## [EXERCISE]
List every line in this data where the string "document" occurs.

## [Lines of data]
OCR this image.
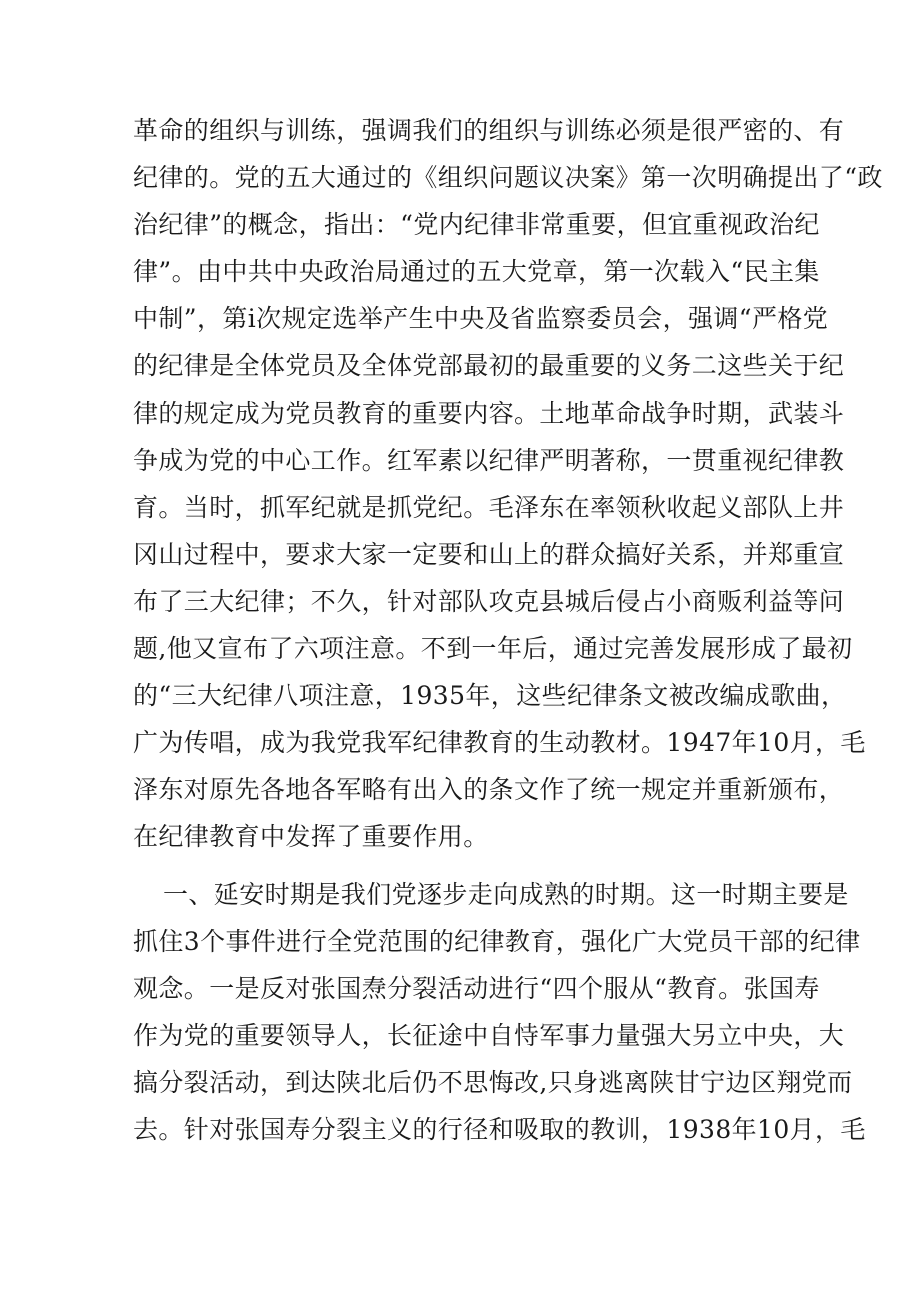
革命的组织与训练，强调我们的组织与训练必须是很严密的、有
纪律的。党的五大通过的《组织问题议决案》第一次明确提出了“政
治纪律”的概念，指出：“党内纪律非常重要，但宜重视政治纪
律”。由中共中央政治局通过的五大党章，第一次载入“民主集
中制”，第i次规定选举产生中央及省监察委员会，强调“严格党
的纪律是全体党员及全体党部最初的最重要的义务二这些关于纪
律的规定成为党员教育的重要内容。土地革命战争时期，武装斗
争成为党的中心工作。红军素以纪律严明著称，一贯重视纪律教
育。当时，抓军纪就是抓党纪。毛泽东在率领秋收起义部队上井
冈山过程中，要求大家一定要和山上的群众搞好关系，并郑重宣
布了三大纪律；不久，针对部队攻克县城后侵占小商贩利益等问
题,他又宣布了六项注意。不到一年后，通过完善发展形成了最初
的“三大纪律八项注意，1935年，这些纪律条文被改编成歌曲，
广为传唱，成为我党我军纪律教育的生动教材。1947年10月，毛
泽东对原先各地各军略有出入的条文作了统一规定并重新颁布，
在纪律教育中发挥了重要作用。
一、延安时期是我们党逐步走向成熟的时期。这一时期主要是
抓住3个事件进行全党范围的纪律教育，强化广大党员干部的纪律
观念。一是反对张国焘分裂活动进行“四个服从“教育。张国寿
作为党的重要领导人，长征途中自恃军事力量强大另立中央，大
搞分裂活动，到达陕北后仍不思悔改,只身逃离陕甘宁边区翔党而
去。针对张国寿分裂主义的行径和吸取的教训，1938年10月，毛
...
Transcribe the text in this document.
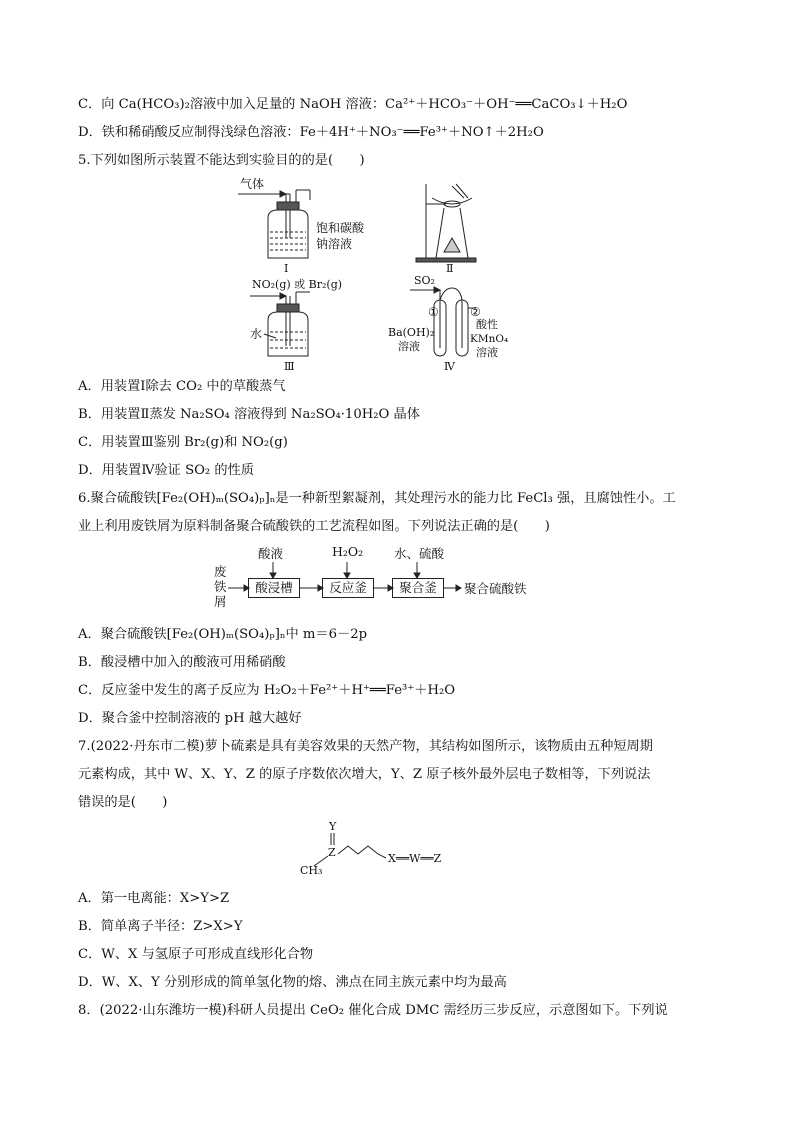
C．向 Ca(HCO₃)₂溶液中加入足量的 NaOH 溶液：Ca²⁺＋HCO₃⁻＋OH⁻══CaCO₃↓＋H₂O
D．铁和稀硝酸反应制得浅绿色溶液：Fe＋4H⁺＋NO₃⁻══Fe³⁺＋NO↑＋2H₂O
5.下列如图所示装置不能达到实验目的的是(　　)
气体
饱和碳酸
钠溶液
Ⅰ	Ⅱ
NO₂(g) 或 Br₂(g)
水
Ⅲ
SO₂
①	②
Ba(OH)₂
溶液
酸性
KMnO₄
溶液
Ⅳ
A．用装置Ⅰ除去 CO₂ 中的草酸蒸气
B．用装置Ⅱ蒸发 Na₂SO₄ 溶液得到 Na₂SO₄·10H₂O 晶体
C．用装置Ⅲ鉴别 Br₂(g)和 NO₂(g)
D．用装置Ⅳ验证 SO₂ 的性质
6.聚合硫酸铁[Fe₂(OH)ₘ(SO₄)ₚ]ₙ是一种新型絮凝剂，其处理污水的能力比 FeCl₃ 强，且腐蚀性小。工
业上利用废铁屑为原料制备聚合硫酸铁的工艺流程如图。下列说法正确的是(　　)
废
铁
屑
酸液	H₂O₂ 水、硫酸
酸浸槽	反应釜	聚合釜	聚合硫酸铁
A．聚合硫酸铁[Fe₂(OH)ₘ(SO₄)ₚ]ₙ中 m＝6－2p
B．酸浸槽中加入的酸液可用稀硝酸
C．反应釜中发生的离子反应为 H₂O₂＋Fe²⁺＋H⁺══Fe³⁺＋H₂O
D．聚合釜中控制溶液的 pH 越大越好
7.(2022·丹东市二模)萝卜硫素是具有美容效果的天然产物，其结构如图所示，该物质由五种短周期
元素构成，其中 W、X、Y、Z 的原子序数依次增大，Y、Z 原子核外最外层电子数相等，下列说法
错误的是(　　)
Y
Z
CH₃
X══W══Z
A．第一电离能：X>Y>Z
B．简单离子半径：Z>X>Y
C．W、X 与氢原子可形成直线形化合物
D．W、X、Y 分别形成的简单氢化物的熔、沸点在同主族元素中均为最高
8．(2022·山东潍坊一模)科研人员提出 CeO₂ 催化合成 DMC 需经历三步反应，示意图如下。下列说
---
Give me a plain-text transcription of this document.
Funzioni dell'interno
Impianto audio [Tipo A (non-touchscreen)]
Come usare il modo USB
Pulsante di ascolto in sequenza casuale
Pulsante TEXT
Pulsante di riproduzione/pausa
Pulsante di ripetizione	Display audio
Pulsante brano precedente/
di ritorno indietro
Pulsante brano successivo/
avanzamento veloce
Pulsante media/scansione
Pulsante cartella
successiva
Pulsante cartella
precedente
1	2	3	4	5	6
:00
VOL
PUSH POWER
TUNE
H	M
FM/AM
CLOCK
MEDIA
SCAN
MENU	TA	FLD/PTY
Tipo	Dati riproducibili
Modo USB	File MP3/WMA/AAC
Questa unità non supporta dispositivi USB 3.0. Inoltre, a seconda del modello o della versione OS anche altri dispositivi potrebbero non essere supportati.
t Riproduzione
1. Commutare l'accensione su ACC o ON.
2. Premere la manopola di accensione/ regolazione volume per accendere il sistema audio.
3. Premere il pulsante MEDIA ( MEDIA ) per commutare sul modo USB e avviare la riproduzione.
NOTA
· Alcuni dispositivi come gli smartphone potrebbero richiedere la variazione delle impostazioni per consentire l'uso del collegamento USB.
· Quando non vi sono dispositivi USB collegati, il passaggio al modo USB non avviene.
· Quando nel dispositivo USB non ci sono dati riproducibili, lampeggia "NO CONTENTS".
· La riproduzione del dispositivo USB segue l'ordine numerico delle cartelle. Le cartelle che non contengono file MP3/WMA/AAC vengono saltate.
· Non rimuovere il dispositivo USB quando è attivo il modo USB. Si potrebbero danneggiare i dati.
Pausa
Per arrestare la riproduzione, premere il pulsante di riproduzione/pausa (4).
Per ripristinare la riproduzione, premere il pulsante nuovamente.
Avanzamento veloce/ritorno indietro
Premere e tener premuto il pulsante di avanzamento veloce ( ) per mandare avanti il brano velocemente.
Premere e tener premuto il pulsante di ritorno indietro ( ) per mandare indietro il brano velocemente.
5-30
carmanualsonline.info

## [ANSWER TO THE TASK]
Transcribe the text in this document.
Give me a plain-text transcription of this document.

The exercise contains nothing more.